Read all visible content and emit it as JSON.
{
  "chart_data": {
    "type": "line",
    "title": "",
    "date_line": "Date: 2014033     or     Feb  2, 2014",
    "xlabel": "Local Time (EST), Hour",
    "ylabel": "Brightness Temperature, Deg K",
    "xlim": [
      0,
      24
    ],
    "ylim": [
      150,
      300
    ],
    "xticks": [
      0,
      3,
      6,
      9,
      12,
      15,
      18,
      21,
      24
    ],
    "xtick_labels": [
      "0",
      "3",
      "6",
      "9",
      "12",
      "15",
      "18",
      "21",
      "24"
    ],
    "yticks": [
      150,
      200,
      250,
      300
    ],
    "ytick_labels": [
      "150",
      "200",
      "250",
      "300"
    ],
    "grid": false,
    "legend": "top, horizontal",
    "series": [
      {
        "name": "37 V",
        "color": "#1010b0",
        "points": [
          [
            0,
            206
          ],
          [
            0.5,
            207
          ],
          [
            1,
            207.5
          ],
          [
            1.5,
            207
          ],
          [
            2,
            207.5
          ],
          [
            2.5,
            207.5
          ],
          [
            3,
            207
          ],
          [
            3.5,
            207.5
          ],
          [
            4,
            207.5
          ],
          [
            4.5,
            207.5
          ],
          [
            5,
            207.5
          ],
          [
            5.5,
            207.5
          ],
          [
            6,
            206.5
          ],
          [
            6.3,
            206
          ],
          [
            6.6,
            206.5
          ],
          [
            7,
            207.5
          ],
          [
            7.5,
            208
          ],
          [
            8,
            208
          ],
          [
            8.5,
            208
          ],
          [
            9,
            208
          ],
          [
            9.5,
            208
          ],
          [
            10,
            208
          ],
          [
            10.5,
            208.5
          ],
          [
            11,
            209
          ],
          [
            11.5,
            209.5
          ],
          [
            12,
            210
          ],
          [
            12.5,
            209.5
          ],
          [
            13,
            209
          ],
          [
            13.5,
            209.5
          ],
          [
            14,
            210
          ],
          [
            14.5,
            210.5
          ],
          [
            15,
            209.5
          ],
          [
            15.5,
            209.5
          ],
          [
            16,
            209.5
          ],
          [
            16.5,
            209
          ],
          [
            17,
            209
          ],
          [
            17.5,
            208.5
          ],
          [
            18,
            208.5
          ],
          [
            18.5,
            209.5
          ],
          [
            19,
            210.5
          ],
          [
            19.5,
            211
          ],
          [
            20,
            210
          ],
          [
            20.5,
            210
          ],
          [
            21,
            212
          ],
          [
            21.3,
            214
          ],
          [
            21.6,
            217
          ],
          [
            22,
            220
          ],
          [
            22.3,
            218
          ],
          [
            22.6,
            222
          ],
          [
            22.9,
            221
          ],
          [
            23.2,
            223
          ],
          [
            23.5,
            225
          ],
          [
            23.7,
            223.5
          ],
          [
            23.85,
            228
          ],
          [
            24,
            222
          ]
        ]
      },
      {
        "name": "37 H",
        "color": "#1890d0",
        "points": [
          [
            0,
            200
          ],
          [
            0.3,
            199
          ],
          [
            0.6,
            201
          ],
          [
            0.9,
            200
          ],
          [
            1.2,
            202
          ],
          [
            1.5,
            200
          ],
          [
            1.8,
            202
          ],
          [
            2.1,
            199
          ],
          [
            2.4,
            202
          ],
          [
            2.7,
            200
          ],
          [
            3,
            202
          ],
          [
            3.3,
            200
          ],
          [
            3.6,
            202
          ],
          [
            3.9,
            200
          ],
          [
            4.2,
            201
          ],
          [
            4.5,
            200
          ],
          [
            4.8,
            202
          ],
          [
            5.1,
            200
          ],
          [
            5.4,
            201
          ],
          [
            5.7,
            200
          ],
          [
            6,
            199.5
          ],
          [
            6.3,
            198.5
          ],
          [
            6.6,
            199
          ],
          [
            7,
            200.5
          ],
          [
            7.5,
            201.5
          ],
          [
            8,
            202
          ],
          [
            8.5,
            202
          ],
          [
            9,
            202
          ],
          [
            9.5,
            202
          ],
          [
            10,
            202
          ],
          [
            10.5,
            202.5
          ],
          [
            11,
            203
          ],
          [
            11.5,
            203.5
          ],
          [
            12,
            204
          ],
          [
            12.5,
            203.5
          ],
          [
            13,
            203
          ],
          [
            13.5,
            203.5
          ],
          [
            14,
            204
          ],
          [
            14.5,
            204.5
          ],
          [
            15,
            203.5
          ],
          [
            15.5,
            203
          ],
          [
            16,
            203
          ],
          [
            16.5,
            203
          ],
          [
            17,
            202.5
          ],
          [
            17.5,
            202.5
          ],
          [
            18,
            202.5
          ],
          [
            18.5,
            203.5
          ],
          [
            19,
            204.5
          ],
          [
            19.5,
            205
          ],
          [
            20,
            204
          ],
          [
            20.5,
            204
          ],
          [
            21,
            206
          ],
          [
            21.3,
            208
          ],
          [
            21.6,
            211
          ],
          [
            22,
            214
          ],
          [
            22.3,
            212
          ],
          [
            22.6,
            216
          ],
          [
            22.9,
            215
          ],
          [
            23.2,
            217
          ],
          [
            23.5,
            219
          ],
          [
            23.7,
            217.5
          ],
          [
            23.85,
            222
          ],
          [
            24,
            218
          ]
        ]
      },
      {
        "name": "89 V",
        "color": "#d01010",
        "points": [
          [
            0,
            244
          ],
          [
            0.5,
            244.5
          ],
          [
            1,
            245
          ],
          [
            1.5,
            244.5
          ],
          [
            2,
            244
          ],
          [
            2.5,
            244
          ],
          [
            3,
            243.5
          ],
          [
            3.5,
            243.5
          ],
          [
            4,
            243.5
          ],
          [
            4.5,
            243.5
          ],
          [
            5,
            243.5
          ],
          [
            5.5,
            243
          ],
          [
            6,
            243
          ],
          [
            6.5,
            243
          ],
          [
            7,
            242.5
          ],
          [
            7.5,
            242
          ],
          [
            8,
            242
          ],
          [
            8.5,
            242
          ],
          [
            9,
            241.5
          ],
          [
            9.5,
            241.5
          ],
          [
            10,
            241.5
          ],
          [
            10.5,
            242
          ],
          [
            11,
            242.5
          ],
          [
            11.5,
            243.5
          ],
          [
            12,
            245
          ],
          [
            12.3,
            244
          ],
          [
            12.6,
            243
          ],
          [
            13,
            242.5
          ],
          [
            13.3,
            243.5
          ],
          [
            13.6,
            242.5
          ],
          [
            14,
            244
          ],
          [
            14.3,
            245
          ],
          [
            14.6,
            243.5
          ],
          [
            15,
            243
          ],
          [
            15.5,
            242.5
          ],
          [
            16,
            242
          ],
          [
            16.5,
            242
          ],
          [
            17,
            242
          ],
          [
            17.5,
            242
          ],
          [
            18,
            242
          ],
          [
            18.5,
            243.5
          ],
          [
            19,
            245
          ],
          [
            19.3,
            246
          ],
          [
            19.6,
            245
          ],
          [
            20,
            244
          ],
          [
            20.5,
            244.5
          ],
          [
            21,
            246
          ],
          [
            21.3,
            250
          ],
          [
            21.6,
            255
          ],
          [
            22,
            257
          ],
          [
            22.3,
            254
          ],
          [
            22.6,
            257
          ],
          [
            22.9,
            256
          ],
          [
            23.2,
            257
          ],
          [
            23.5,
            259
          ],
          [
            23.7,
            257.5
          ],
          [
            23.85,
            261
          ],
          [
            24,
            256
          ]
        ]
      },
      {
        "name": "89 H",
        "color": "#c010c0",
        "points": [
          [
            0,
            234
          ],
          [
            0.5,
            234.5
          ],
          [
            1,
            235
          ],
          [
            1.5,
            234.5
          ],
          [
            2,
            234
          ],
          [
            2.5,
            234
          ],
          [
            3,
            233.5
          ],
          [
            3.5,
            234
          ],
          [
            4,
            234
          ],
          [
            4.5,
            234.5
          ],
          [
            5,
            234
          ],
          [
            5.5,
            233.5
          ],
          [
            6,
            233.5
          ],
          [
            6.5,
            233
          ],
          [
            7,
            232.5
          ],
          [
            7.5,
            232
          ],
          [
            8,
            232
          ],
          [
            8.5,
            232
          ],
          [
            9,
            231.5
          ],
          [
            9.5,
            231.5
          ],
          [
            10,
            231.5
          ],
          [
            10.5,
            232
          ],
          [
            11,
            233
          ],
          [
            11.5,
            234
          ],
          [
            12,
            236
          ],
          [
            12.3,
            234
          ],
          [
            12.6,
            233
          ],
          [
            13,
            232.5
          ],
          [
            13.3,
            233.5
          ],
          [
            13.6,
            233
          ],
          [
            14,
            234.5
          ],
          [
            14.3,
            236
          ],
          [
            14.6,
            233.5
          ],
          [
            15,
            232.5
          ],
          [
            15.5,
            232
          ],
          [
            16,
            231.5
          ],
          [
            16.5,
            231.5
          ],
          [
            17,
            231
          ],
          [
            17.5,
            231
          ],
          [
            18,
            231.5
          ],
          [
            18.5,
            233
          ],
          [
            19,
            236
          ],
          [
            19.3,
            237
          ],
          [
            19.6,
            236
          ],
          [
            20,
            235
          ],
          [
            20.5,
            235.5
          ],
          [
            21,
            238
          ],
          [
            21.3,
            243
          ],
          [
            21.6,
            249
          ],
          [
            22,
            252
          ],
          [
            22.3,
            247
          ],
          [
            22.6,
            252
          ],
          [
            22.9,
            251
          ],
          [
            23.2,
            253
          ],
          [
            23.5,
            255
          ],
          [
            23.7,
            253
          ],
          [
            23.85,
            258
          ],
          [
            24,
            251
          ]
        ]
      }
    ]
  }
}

-.-.-

Take every line containing the word "color" and copy it.

        "color": "#1010b0",
        "color": "#1890d0",
        "color": "#d01010",
        "color": "#c010c0",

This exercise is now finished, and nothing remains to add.